_SET PROBLEM_
Leave out the pictures and copy everything else below exactly.

[Dataset rows]
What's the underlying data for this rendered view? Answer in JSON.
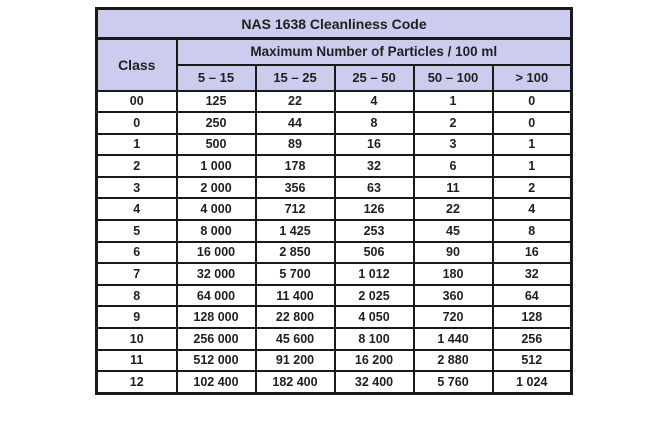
{
  "table": {
    "title": "NAS 1638 Cleanliness Code",
    "class_header": "Class",
    "particles_header": "Maximum Number of Particles / 100 ml",
    "size_ranges": [
      "5 – 15",
      "15 – 25",
      "25 – 50",
      "50 – 100",
      "> 100"
    ],
    "rows": [
      {
        "class": "00",
        "values": [
          "125",
          "22",
          "4",
          "1",
          "0"
        ]
      },
      {
        "class": "0",
        "values": [
          "250",
          "44",
          "8",
          "2",
          "0"
        ]
      },
      {
        "class": "1",
        "values": [
          "500",
          "89",
          "16",
          "3",
          "1"
        ]
      },
      {
        "class": "2",
        "values": [
          "1 000",
          "178",
          "32",
          "6",
          "1"
        ]
      },
      {
        "class": "3",
        "values": [
          "2 000",
          "356",
          "63",
          "11",
          "2"
        ]
      },
      {
        "class": "4",
        "values": [
          "4 000",
          "712",
          "126",
          "22",
          "4"
        ]
      },
      {
        "class": "5",
        "values": [
          "8 000",
          "1 425",
          "253",
          "45",
          "8"
        ]
      },
      {
        "class": "6",
        "values": [
          "16 000",
          "2 850",
          "506",
          "90",
          "16"
        ]
      },
      {
        "class": "7",
        "values": [
          "32 000",
          "5 700",
          "1 012",
          "180",
          "32"
        ]
      },
      {
        "class": "8",
        "values": [
          "64 000",
          "11 400",
          "2 025",
          "360",
          "64"
        ]
      },
      {
        "class": "9",
        "values": [
          "128 000",
          "22 800",
          "4 050",
          "720",
          "128"
        ]
      },
      {
        "class": "10",
        "values": [
          "256 000",
          "45 600",
          "8 100",
          "1 440",
          "256"
        ]
      },
      {
        "class": "11",
        "values": [
          "512 000",
          "91 200",
          "16 200",
          "2 880",
          "512"
        ]
      },
      {
        "class": "12",
        "values": [
          "102 400",
          "182 400",
          "32 400",
          "5 760",
          "1 024"
        ]
      }
    ]
  },
  "chart_data": {
    "type": "table",
    "title": "NAS 1638 Cleanliness Code",
    "subtitle": "Maximum Number of Particles / 100 ml",
    "columns": [
      "Class",
      "5 – 15",
      "15 – 25",
      "25 – 50",
      "50 – 100",
      "> 100"
    ],
    "rows": [
      [
        "00",
        125,
        22,
        4,
        1,
        0
      ],
      [
        "0",
        250,
        44,
        8,
        2,
        0
      ],
      [
        "1",
        500,
        89,
        16,
        3,
        1
      ],
      [
        "2",
        1000,
        178,
        32,
        6,
        1
      ],
      [
        "3",
        2000,
        356,
        63,
        11,
        2
      ],
      [
        "4",
        4000,
        712,
        126,
        22,
        4
      ],
      [
        "5",
        8000,
        1425,
        253,
        45,
        8
      ],
      [
        "6",
        16000,
        2850,
        506,
        90,
        16
      ],
      [
        "7",
        32000,
        5700,
        1012,
        180,
        32
      ],
      [
        "8",
        64000,
        11400,
        2025,
        360,
        64
      ],
      [
        "9",
        128000,
        22800,
        4050,
        720,
        128
      ],
      [
        "10",
        256000,
        45600,
        8100,
        1440,
        256
      ],
      [
        "11",
        512000,
        91200,
        16200,
        2880,
        512
      ],
      [
        "12",
        102400,
        182400,
        32400,
        5760,
        1024
      ]
    ]
  },
  "colors": {
    "header_bg": "#ccccee",
    "border": "#1a1a1a",
    "text": "#1f1f1f",
    "page_bg": "#ffffff"
  }
}
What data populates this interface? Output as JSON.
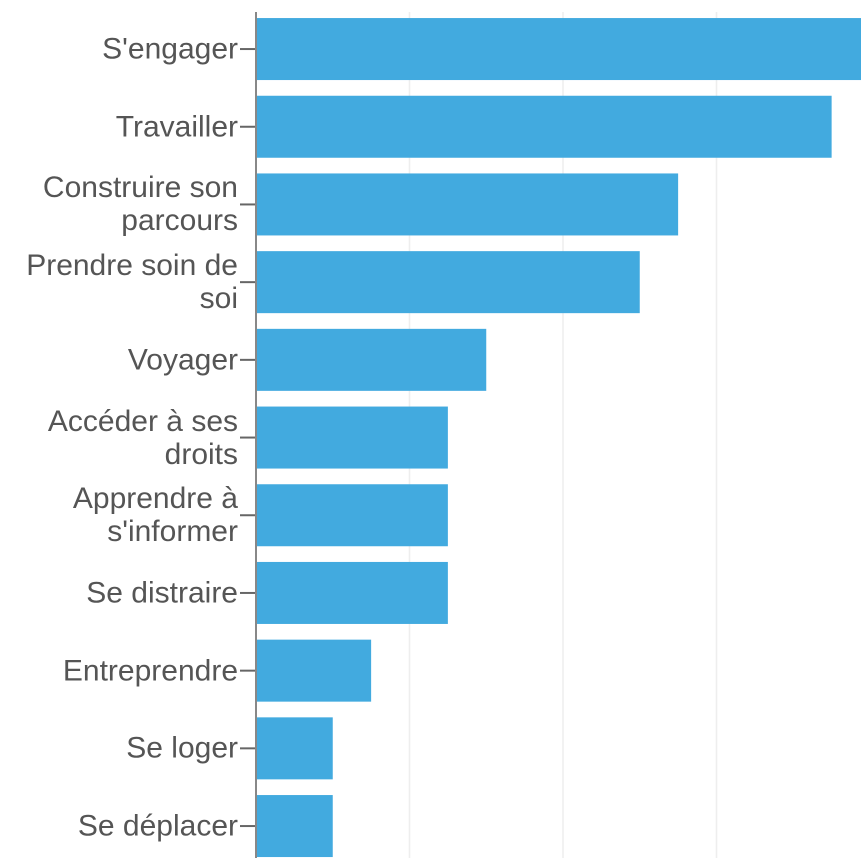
{
  "chart_data": {
    "type": "barh",
    "categories": [
      "S'engager",
      "Travailler",
      "Construire son parcours",
      "Prendre soin de soi",
      "Voyager",
      "Accéder à ses droits",
      "Apprendre à s'informer",
      "Se distraire",
      "Entreprendre",
      "Se loger",
      "Se déplacer"
    ],
    "values": [
      16,
      15,
      11,
      10,
      6,
      5,
      5,
      5,
      3,
      2,
      2
    ],
    "color": "#42aadf",
    "xlim": [
      0,
      16
    ],
    "xticks": [
      0,
      4,
      8,
      12,
      16
    ],
    "grid": true
  }
}
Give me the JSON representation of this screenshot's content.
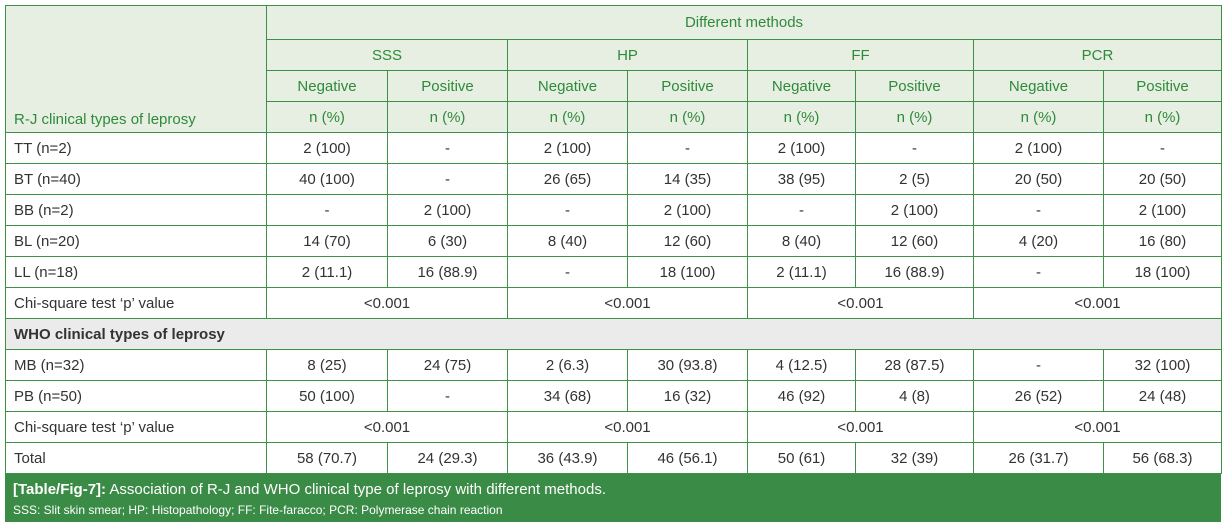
{
  "header": {
    "row_label": "R-J clinical types of leprosy",
    "group_title": "Different methods",
    "methods": [
      "SSS",
      "HP",
      "FF",
      "PCR"
    ],
    "sub": [
      "Negative",
      "Positive",
      "Negative",
      "Positive",
      "Negative",
      "Positive",
      "Negative",
      "Positive"
    ],
    "unit": [
      "n (%)",
      "n (%)",
      "n (%)",
      "n (%)",
      "n (%)",
      "n (%)",
      "n (%)",
      "n (%)"
    ]
  },
  "rj_rows": [
    {
      "label": "TT (n=2)",
      "cells": [
        "2 (100)",
        "-",
        "2 (100)",
        "-",
        "2 (100)",
        "-",
        "2 (100)",
        "-"
      ]
    },
    {
      "label": "BT (n=40)",
      "cells": [
        "40 (100)",
        "-",
        "26 (65)",
        "14 (35)",
        "38 (95)",
        "2 (5)",
        "20 (50)",
        "20 (50)"
      ]
    },
    {
      "label": "BB (n=2)",
      "cells": [
        "-",
        "2 (100)",
        "-",
        "2 (100)",
        "-",
        "2 (100)",
        "-",
        "2 (100)"
      ]
    },
    {
      "label": "BL (n=20)",
      "cells": [
        "14 (70)",
        "6 (30)",
        "8 (40)",
        "12 (60)",
        "8 (40)",
        "12 (60)",
        "4 (20)",
        "16 (80)"
      ]
    },
    {
      "label": "LL (n=18)",
      "cells": [
        "2 (11.1)",
        "16 (88.9)",
        "-",
        "18 (100)",
        "2 (11.1)",
        "16 (88.9)",
        "-",
        "18 (100)"
      ]
    }
  ],
  "rj_chi": {
    "label": "Chi-square test ‘p’ value",
    "values": [
      "<0.001",
      "<0.001",
      "<0.001",
      "<0.001"
    ]
  },
  "who_section": "WHO clinical types of leprosy",
  "who_rows": [
    {
      "label": "MB (n=32)",
      "cells": [
        "8 (25)",
        "24 (75)",
        "2 (6.3)",
        "30 (93.8)",
        "4 (12.5)",
        "28 (87.5)",
        "-",
        "32 (100)"
      ]
    },
    {
      "label": "PB (n=50)",
      "cells": [
        "50 (100)",
        "-",
        "34 (68)",
        "16 (32)",
        "46 (92)",
        "4 (8)",
        "26 (52)",
        "24 (48)"
      ]
    }
  ],
  "who_chi": {
    "label": "Chi-square test ‘p’ value",
    "values": [
      "<0.001",
      "<0.001",
      "<0.001",
      "<0.001"
    ]
  },
  "total": {
    "label": "Total",
    "cells": [
      "58 (70.7)",
      "24 (29.3)",
      "36 (43.9)",
      "46 (56.1)",
      "50 (61)",
      "32 (39)",
      "26 (31.7)",
      "56 (68.3)"
    ]
  },
  "caption": {
    "ref": "[Table/Fig-7]:",
    "text": " Association of R-J and WHO clinical type of leprosy with different methods.",
    "abbrev": "SSS: Slit skin smear; HP: Histopathology; FF: Fite-faracco; PCR: Polymerase chain reaction"
  },
  "colors": {
    "border": "#3e8f48",
    "header_bg": "#e6efe1",
    "header_text": "#2f8a3c",
    "caption_bg": "#3a8b45",
    "section_bg": "#ebebeb"
  }
}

_REPLY_
What's the underlying data for this rendered view? Answer in JSON.
{
  "table": {
    "title": "NAS 1638 Cleanliness Code",
    "class_header": "Class",
    "particles_header": "Maximum Number of Particles / 100 ml",
    "size_ranges": [
      "5 – 15",
      "15 – 25",
      "25 – 50",
      "50 – 100",
      "> 100"
    ],
    "rows": [
      {
        "class": "00",
        "values": [
          "125",
          "22",
          "4",
          "1",
          "0"
        ]
      },
      {
        "class": "0",
        "values": [
          "250",
          "44",
          "8",
          "2",
          "0"
        ]
      },
      {
        "class": "1",
        "values": [
          "500",
          "89",
          "16",
          "3",
          "1"
        ]
      },
      {
        "class": "2",
        "values": [
          "1 000",
          "178",
          "32",
          "6",
          "1"
        ]
      },
      {
        "class": "3",
        "values": [
          "2 000",
          "356",
          "63",
          "11",
          "2"
        ]
      },
      {
        "class": "4",
        "values": [
          "4 000",
          "712",
          "126",
          "22",
          "4"
        ]
      },
      {
        "class": "5",
        "values": [
          "8 000",
          "1 425",
          "253",
          "45",
          "8"
        ]
      },
      {
        "class": "6",
        "values": [
          "16 000",
          "2 850",
          "506",
          "90",
          "16"
        ]
      },
      {
        "class": "7",
        "values": [
          "32 000",
          "5 700",
          "1 012",
          "180",
          "32"
        ]
      },
      {
        "class": "8",
        "values": [
          "64 000",
          "11 400",
          "2 025",
          "360",
          "64"
        ]
      },
      {
        "class": "9",
        "values": [
          "128 000",
          "22 800",
          "4 050",
          "720",
          "128"
        ]
      },
      {
        "class": "10",
        "values": [
          "256 000",
          "45 600",
          "8 100",
          "1 440",
          "256"
        ]
      },
      {
        "class": "11",
        "values": [
          "512 000",
          "91 200",
          "16 200",
          "2 880",
          "512"
        ]
      },
      {
        "class": "12",
        "values": [
          "102 400",
          "182 400",
          "32 400",
          "5 760",
          "1 024"
        ]
      }
    ]
  },
  "chart_data": {
    "type": "table",
    "title": "NAS 1638 Cleanliness Code",
    "subtitle": "Maximum Number of Particles / 100 ml",
    "columns": [
      "Class",
      "5 – 15",
      "15 – 25",
      "25 – 50",
      "50 – 100",
      "> 100"
    ],
    "rows": [
      [
        "00",
        125,
        22,
        4,
        1,
        0
      ],
      [
        "0",
        250,
        44,
        8,
        2,
        0
      ],
      [
        "1",
        500,
        89,
        16,
        3,
        1
      ],
      [
        "2",
        1000,
        178,
        32,
        6,
        1
      ],
      [
        "3",
        2000,
        356,
        63,
        11,
        2
      ],
      [
        "4",
        4000,
        712,
        126,
        22,
        4
      ],
      [
        "5",
        8000,
        1425,
        253,
        45,
        8
      ],
      [
        "6",
        16000,
        2850,
        506,
        90,
        16
      ],
      [
        "7",
        32000,
        5700,
        1012,
        180,
        32
      ],
      [
        "8",
        64000,
        11400,
        2025,
        360,
        64
      ],
      [
        "9",
        128000,
        22800,
        4050,
        720,
        128
      ],
      [
        "10",
        256000,
        45600,
        8100,
        1440,
        256
      ],
      [
        "11",
        512000,
        91200,
        16200,
        2880,
        512
      ],
      [
        "12",
        102400,
        182400,
        32400,
        5760,
        1024
      ]
    ]
  },
  "colors": {
    "header_bg": "#ccccee",
    "border": "#1a1a1a",
    "text": "#1f1f1f",
    "page_bg": "#ffffff"
  }
}
What data populates this interface? Output as JSON.
{
  "chart_data": {
    "type": "barh",
    "categories": [
      "S'engager",
      "Travailler",
      "Construire son parcours",
      "Prendre soin de soi",
      "Voyager",
      "Accéder à ses droits",
      "Apprendre à s'informer",
      "Se distraire",
      "Entreprendre",
      "Se loger",
      "Se déplacer"
    ],
    "values": [
      16,
      15,
      11,
      10,
      6,
      5,
      5,
      5,
      3,
      2,
      2
    ],
    "color": "#42aadf",
    "xlim": [
      0,
      16
    ],
    "xticks": [
      0,
      4,
      8,
      12,
      16
    ],
    "grid": true
  }
}
Give me the JSON representation of this screenshot's content.
{
  "header": {
    "row_label": "R-J clinical types of leprosy",
    "group_title": "Different methods",
    "methods": [
      "SSS",
      "HP",
      "FF",
      "PCR"
    ],
    "sub": [
      "Negative",
      "Positive",
      "Negative",
      "Positive",
      "Negative",
      "Positive",
      "Negative",
      "Positive"
    ],
    "unit": [
      "n (%)",
      "n (%)",
      "n (%)",
      "n (%)",
      "n (%)",
      "n (%)",
      "n (%)",
      "n (%)"
    ]
  },
  "rj_rows": [
    {
      "label": "TT (n=2)",
      "cells": [
        "2 (100)",
        "-",
        "2 (100)",
        "-",
        "2 (100)",
        "-",
        "2 (100)",
        "-"
      ]
    },
    {
      "label": "BT (n=40)",
      "cells": [
        "40 (100)",
        "-",
        "26 (65)",
        "14 (35)",
        "38 (95)",
        "2 (5)",
        "20 (50)",
        "20 (50)"
      ]
    },
    {
      "label": "BB (n=2)",
      "cells": [
        "-",
        "2 (100)",
        "-",
        "2 (100)",
        "-",
        "2 (100)",
        "-",
        "2 (100)"
      ]
    },
    {
      "label": "BL (n=20)",
      "cells": [
        "14 (70)",
        "6 (30)",
        "8 (40)",
        "12 (60)",
        "8 (40)",
        "12 (60)",
        "4 (20)",
        "16 (80)"
      ]
    },
    {
      "label": "LL (n=18)",
      "cells": [
        "2 (11.1)",
        "16 (88.9)",
        "-",
        "18 (100)",
        "2 (11.1)",
        "16 (88.9)",
        "-",
        "18 (100)"
      ]
    }
  ],
  "rj_chi": {
    "label": "Chi-square test ‘p’ value",
    "values": [
      "<0.001",
      "<0.001",
      "<0.001",
      "<0.001"
    ]
  },
  "who_section": "WHO clinical types of leprosy",
  "who_rows": [
    {
      "label": "MB (n=32)",
      "cells": [
        "8 (25)",
        "24 (75)",
        "2 (6.3)",
        "30 (93.8)",
        "4 (12.5)",
        "28 (87.5)",
        "-",
        "32 (100)"
      ]
    },
    {
      "label": "PB (n=50)",
      "cells": [
        "50 (100)",
        "-",
        "34 (68)",
        "16 (32)",
        "46 (92)",
        "4 (8)",
        "26 (52)",
        "24 (48)"
      ]
    }
  ],
  "who_chi": {
    "label": "Chi-square test ‘p’ value",
    "values": [
      "<0.001",
      "<0.001",
      "<0.001",
      "<0.001"
    ]
  },
  "total": {
    "label": "Total",
    "cells": [
      "58 (70.7)",
      "24 (29.3)",
      "36 (43.9)",
      "46 (56.1)",
      "50 (61)",
      "32 (39)",
      "26 (31.7)",
      "56 (68.3)"
    ]
  },
  "caption": {
    "ref": "[Table/Fig-7]:",
    "text": " Association of R-J and WHO clinical type of leprosy with different methods.",
    "abbrev": "SSS: Slit skin smear; HP: Histopathology; FF: Fite-faracco; PCR: Polymerase chain reaction"
  },
  "colors": {
    "border": "#3e8f48",
    "header_bg": "#e6efe1",
    "header_text": "#2f8a3c",
    "caption_bg": "#3a8b45",
    "section_bg": "#ebebeb"
  }
}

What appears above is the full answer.